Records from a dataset
---+---

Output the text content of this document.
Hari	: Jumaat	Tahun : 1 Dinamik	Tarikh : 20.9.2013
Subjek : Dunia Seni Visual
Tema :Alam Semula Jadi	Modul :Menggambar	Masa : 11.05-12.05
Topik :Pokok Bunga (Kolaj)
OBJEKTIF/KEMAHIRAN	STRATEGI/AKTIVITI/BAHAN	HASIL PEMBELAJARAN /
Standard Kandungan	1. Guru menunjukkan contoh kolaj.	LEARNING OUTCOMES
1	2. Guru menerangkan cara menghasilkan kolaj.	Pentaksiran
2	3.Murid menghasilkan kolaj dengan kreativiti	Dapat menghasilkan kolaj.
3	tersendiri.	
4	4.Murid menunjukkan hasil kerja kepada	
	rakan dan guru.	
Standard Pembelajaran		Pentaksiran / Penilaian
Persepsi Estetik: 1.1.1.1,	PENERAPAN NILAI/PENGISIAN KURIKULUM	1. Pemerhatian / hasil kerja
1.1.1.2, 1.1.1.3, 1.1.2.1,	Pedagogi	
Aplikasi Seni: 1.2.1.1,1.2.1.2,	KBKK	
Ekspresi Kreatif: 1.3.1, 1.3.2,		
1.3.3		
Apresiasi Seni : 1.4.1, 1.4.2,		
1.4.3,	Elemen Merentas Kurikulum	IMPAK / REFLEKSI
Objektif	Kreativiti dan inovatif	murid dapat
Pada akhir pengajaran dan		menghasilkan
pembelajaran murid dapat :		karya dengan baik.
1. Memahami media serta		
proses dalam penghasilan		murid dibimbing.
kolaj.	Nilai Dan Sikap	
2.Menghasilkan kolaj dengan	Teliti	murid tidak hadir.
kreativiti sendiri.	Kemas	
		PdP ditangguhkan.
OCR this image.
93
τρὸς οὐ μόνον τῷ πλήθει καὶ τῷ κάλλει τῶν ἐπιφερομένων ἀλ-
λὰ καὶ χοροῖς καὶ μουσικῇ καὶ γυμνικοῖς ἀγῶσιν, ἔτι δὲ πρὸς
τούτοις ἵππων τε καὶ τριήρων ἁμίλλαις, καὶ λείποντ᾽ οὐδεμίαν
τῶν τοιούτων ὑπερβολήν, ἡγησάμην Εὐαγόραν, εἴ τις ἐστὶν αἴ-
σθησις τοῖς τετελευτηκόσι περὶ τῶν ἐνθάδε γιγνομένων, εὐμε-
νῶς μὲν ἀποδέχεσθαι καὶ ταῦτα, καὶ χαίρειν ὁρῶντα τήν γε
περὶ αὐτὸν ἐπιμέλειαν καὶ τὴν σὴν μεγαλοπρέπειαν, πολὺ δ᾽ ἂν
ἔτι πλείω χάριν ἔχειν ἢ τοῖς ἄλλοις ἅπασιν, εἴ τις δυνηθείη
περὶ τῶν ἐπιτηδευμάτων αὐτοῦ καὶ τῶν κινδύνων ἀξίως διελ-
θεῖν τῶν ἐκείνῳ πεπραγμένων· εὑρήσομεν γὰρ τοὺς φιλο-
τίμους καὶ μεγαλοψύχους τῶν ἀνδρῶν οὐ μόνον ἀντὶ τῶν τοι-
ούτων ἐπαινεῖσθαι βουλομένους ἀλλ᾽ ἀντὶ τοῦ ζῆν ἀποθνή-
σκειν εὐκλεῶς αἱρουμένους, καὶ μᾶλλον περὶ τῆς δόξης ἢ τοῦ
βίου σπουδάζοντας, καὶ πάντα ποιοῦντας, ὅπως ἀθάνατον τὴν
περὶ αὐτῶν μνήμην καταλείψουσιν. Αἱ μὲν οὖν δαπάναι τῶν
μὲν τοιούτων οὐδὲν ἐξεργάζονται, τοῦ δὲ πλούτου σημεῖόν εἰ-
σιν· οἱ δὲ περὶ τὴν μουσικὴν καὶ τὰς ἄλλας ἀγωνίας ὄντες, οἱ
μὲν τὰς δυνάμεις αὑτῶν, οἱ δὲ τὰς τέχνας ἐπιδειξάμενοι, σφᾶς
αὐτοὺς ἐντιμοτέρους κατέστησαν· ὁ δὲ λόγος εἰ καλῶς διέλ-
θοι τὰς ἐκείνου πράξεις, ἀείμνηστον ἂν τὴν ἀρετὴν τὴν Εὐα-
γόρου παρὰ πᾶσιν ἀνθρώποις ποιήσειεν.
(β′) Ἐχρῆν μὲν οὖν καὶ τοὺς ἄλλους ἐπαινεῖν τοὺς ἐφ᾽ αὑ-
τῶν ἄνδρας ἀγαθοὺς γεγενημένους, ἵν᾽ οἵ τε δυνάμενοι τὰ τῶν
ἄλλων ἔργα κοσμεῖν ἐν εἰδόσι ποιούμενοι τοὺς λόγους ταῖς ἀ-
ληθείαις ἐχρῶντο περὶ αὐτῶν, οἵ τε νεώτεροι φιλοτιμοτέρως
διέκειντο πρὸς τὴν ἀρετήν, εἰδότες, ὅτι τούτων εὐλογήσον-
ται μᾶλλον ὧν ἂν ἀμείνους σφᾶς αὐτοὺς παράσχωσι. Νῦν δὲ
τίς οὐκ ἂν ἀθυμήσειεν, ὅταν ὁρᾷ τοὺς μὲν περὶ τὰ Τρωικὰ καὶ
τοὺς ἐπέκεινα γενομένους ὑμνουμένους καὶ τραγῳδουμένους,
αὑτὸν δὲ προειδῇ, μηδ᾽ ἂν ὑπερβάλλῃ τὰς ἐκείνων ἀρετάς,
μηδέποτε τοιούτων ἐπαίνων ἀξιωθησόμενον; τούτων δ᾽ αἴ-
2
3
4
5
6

---+---

■ **TO DO**: Return each line among the entries that holds the word "τοιούτων".

■ **EXPECTED OUTPUT**:
τῶν τοιούτων ὑπερβολήν, ἡγησάμην Εὐαγόραν, εἴ τις ἐστὶν αἴ-
μὲν τοιούτων οὐδὲν ἐξεργάζονται, τοῦ δὲ πλούτου σημεῖόν εἰ-
μηδέποτε τοιούτων ἐπαίνων ἀξιωθησόμενον; τούτων δ᾽ αἴ-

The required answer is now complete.